### GIVEN DATA
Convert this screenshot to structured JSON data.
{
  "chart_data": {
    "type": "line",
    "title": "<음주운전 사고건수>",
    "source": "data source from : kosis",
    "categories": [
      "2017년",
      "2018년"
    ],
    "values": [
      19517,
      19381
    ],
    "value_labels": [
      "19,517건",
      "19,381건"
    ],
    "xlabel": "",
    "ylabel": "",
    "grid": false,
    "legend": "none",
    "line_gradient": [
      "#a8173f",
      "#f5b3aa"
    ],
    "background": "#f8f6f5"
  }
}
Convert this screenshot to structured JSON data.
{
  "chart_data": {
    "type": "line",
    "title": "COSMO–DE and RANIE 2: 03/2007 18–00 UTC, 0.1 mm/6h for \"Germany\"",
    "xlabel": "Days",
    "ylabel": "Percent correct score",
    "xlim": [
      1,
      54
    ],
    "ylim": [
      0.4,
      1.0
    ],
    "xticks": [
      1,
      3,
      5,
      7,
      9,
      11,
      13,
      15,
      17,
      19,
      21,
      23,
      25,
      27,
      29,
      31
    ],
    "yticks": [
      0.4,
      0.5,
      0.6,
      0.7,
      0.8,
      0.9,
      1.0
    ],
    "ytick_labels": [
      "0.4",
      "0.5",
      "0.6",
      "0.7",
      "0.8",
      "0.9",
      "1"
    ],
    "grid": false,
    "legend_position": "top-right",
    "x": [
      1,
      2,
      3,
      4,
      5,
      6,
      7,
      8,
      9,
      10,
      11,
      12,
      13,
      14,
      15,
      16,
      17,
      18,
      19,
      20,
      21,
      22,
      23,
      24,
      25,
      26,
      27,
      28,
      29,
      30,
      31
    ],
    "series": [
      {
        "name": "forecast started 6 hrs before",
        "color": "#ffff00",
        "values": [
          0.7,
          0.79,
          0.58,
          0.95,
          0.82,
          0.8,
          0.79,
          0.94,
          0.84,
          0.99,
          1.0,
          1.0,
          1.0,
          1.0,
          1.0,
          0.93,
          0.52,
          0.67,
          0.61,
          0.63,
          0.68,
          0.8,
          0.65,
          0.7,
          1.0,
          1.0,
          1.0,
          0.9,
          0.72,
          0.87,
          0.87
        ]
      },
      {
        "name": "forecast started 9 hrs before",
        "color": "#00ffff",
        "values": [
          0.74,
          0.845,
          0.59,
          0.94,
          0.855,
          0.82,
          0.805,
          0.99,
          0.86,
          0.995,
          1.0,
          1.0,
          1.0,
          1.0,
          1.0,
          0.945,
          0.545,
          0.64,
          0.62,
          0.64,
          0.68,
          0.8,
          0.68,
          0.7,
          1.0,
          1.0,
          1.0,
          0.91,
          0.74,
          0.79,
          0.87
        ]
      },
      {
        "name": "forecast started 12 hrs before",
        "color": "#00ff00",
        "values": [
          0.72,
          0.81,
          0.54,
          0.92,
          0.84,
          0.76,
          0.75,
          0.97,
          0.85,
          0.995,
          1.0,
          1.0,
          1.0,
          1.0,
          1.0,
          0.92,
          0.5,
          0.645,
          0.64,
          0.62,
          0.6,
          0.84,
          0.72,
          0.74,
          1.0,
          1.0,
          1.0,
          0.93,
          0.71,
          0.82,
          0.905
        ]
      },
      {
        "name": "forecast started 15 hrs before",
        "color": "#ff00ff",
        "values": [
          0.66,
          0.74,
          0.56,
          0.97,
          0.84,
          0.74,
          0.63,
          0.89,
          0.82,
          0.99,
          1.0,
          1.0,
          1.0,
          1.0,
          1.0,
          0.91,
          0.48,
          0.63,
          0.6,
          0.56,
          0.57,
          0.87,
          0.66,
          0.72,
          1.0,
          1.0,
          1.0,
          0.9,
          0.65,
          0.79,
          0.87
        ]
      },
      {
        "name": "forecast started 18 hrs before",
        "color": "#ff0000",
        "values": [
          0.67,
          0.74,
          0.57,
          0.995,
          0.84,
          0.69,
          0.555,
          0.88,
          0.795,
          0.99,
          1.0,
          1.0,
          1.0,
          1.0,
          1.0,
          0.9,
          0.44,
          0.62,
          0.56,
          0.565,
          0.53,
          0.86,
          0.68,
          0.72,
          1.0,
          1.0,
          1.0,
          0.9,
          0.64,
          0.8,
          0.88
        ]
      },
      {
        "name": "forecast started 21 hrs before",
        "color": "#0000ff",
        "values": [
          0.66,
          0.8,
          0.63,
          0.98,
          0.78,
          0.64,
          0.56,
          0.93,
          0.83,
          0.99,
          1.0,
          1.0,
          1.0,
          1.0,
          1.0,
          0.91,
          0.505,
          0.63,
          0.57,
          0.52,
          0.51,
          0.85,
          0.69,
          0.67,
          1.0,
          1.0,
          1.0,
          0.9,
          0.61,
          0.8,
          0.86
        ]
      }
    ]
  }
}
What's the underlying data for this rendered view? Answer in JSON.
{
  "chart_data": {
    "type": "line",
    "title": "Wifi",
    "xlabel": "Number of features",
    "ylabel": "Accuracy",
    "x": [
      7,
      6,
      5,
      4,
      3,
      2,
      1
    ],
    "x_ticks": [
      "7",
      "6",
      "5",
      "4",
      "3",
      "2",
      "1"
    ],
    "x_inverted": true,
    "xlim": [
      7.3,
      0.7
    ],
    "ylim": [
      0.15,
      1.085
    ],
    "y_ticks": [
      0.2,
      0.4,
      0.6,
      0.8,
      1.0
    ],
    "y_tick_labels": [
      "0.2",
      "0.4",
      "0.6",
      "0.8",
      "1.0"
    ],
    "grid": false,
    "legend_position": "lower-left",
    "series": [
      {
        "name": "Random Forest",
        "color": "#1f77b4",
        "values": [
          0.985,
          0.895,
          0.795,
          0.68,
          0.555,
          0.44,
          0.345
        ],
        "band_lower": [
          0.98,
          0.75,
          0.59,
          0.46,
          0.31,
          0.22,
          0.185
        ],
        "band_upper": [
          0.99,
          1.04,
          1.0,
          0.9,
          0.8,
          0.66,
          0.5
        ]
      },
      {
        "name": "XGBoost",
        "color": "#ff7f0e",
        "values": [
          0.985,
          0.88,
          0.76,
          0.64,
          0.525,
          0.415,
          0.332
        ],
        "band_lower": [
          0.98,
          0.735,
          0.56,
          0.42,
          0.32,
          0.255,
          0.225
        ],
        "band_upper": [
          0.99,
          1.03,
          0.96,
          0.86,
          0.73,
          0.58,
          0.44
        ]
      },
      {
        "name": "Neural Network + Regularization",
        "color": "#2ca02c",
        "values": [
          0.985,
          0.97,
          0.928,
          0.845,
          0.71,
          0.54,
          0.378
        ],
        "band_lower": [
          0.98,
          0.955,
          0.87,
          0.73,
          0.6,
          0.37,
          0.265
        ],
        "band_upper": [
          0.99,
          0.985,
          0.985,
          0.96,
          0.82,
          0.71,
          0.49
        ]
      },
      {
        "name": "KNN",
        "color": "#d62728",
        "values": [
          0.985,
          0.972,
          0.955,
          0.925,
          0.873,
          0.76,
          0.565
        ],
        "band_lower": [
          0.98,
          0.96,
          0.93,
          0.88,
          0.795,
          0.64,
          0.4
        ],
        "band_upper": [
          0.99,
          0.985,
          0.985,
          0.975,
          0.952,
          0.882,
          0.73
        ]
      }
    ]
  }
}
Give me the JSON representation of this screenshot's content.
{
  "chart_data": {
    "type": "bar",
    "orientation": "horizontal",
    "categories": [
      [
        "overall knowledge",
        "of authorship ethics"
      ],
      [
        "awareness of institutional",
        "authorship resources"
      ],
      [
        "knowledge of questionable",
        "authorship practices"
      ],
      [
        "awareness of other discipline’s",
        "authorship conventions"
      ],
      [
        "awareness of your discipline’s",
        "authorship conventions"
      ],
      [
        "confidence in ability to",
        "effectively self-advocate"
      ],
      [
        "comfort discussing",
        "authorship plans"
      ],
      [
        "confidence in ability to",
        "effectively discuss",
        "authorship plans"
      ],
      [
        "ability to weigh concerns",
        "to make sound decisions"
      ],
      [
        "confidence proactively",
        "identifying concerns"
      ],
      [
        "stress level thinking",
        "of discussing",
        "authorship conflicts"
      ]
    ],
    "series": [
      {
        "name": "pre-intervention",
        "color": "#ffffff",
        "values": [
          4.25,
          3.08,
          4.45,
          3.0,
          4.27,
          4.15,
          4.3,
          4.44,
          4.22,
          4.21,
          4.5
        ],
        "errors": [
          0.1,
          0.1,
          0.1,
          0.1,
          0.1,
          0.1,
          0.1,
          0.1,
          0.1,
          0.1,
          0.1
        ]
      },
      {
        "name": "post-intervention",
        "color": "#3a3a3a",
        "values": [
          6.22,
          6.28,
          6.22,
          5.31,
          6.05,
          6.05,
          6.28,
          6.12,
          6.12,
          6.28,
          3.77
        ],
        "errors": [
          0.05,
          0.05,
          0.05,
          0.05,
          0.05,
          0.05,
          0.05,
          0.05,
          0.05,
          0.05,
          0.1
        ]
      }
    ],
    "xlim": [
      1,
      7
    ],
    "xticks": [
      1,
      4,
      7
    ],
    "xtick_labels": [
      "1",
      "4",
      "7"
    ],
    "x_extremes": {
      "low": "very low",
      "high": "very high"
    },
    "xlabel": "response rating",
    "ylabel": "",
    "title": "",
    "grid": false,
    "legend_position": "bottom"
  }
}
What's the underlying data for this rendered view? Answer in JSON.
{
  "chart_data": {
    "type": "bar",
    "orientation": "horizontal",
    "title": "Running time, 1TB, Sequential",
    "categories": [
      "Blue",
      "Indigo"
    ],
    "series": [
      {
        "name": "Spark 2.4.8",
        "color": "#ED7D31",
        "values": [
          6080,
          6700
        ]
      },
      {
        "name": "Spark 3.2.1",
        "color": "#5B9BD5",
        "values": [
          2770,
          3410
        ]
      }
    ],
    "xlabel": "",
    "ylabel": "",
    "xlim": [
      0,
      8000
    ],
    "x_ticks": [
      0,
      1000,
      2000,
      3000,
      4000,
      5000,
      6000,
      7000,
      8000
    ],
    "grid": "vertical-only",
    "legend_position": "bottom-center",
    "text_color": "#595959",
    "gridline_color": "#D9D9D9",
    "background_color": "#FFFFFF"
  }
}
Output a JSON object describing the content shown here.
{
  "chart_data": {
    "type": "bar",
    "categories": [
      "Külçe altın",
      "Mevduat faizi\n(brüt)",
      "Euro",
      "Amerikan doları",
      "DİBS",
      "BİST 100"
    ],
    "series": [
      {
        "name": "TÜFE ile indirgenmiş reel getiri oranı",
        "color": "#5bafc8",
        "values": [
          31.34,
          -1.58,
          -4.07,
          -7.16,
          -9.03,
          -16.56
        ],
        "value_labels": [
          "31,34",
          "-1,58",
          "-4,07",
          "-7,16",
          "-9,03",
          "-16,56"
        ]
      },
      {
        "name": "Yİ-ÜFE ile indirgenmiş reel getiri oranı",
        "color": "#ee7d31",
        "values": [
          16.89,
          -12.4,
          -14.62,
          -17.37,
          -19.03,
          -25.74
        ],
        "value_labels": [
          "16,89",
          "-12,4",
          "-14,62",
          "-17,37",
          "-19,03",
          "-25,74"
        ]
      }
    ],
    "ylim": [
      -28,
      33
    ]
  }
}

### GIVEN PROBLEM
Using the listing above, pick out each line that contains the word "bottom", then copy it.

### ANSWER TO THIS EXERCISE
    "legend_position": "bottom"
    "legend_position": "bottom-center",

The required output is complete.